Write the material out again in full, exactly.
*-*-*
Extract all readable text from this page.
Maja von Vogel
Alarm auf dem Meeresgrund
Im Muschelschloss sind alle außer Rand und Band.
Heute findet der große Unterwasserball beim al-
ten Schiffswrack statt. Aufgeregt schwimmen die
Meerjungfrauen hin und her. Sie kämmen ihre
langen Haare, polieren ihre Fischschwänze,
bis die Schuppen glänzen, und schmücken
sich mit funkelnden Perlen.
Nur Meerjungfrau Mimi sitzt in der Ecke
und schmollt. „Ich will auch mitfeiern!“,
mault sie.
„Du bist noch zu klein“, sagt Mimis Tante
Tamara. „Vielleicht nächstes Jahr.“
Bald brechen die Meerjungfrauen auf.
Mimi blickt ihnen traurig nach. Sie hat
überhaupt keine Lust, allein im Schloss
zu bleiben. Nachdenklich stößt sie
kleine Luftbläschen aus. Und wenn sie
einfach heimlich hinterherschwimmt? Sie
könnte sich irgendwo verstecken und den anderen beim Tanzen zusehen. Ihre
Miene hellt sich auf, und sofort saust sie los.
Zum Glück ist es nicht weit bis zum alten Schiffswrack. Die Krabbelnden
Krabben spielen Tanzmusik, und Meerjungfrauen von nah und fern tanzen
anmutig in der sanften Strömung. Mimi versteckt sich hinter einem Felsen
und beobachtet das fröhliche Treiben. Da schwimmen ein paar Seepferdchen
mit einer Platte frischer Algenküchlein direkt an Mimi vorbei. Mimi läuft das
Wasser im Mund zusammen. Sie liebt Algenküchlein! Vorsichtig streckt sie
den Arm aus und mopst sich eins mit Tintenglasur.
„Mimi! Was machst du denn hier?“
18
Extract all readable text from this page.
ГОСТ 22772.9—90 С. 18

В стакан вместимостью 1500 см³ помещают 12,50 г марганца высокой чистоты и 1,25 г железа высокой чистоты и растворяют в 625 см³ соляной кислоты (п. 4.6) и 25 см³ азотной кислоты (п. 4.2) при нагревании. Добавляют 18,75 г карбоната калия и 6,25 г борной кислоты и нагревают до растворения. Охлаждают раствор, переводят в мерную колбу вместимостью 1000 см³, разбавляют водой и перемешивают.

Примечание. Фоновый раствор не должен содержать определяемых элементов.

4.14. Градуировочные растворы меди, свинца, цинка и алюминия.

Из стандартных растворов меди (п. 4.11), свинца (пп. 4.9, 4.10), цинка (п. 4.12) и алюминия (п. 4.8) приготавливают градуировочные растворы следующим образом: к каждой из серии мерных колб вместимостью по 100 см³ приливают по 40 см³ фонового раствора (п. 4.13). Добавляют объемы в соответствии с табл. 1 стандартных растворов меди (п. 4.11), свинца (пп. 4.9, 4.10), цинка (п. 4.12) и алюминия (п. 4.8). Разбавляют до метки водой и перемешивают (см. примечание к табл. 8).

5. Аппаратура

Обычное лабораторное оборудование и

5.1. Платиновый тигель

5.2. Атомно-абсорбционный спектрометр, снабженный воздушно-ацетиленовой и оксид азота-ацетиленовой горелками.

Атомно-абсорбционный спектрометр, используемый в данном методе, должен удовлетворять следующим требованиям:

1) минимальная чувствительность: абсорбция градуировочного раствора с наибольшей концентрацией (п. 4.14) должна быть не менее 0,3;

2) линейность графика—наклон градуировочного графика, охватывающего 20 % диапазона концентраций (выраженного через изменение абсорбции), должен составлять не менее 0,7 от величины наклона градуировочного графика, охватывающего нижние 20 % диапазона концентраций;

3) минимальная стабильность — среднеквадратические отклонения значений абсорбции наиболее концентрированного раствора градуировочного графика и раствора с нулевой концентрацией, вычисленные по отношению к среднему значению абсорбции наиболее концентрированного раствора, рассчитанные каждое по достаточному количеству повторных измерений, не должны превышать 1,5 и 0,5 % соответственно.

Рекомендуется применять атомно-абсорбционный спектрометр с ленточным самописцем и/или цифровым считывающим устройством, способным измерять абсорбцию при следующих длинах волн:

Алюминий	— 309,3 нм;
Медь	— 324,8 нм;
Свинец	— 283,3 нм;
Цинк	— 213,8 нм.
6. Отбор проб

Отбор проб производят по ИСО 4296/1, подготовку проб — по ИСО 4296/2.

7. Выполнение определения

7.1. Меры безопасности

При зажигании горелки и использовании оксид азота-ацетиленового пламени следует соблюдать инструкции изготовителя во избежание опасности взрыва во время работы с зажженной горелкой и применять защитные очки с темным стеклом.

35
*-*-*
RESULT:
Extract all readable text from this page.
Maja von Vogel
Alarm auf dem Meeresgrund
Im Muschelschloss sind alle außer Rand und Band.
Heute findet der große Unterwasserball beim al-
ten Schiffswrack statt. Aufgeregt schwimmen die
Meerjungfrauen hin und her. Sie kämmen ihre
langen Haare, polieren ihre Fischschwänze,
bis die Schuppen glänzen, und schmücken
sich mit funkelnden Perlen.
Nur Meerjungfrau Mimi sitzt in der Ecke
und schmollt. „Ich will auch mitfeiern!“,
mault sie.
„Du bist noch zu klein“, sagt Mimis Tante
Tamara. „Vielleicht nächstes Jahr.“
Bald brechen die Meerjungfrauen auf.
Mimi blickt ihnen traurig nach. Sie hat
überhaupt keine Lust, allein im Schloss
zu bleiben. Nachdenklich stößt sie
kleine Luftbläschen aus. Und wenn sie
einfach heimlich hinterherschwimmt? Sie
könnte sich irgendwo verstecken und den anderen beim Tanzen zusehen. Ihre
Miene hellt sich auf, und sofort saust sie los.
Zum Glück ist es nicht weit bis zum alten Schiffswrack. Die Krabbelnden
Krabben spielen Tanzmusik, und Meerjungfrauen von nah und fern tanzen
anmutig in der sanften Strömung. Mimi versteckt sich hinter einem Felsen
und beobachtet das fröhliche Treiben. Da schwimmen ein paar Seepferdchen
mit einer Platte frischer Algenküchlein direkt an Mimi vorbei. Mimi läuft das
Wasser im Mund zusammen. Sie liebt Algenküchlein! Vorsichtig streckt sie
den Arm aus und mopst sich eins mit Tintenglasur.
„Mimi! Was machst du denn hier?“
18
Extract all readable text from this page.
ГОСТ 22772.9—90 С. 18

В стакан вместимостью 1500 см³ помещают 12,50 г марганца высокой чистоты и 1,25 г железа высокой чистоты и растворяют в 625 см³ соляной кислоты (п. 4.6) и 25 см³ азотной кислоты (п. 4.2) при нагревании. Добавляют 18,75 г карбоната калия и 6,25 г борной кислоты и нагревают до растворения. Охлаждают раствор, переводят в мерную колбу вместимостью 1000 см³, разбавляют водой и перемешивают.

Примечание. Фоновый раствор не должен содержать определяемых элементов.

4.14. Градуировочные растворы меди, свинца, цинка и алюминия.

Из стандартных растворов меди (п. 4.11), свинца (пп. 4.9, 4.10), цинка (п. 4.12) и алюминия (п. 4.8) приготавливают градуировочные растворы следующим образом: к каждой из серии мерных колб вместимостью по 100 см³ приливают по 40 см³ фонового раствора (п. 4.13). Добавляют объемы в соответствии с табл. 1 стандартных растворов меди (п. 4.11), свинца (пп. 4.9, 4.10), цинка (п. 4.12) и алюминия (п. 4.8). Разбавляют до метки водой и перемешивают (см. примечание к табл. 8).

5. Аппаратура

Обычное лабораторное оборудование и

5.1. Платиновый тигель

5.2. Атомно-абсорбционный спектрометр, снабженный воздушно-ацетиленовой и оксид азота-ацетиленовой горелками.

Атомно-абсорбционный спектрометр, используемый в данном методе, должен удовлетворять следующим требованиям:

1) минимальная чувствительность: абсорбция градуировочного раствора с наибольшей концентрацией (п. 4.14) должна быть не менее 0,3;

2) линейность графика—наклон градуировочного графика, охватывающего 20 % диапазона концентраций (выраженного через изменение абсорбции), должен составлять не менее 0,7 от величины наклона градуировочного графика, охватывающего нижние 20 % диапазона концентраций;

3) минимальная стабильность — среднеквадратические отклонения значений абсорбции наиболее концентрированного раствора градуировочного графика и раствора с нулевой концентрацией, вычисленные по отношению к среднему значению абсорбции наиболее концентрированного раствора, рассчитанные каждое по достаточному количеству повторных измерений, не должны превышать 1,5 и 0,5 % соответственно.

Рекомендуется применять атомно-абсорбционный спектрометр с ленточным самописцем и/или цифровым считывающим устройством, способным измерять абсорбцию при следующих длинах волн:

Алюминий	— 309,3 нм;
Медь	— 324,8 нм;
Свинец	— 283,3 нм;
Цинк	— 213,8 нм.
6. Отбор проб

Отбор проб производят по ИСО 4296/1, подготовку проб — по ИСО 4296/2.

7. Выполнение определения

7.1. Меры безопасности

При зажигании горелки и использовании оксид азота-ацетиленового пламени следует соблюдать инструкции изготовителя во избежание опасности взрыва во время работы с зажженной горелкой и применять защитные очки с темным стеклом.

35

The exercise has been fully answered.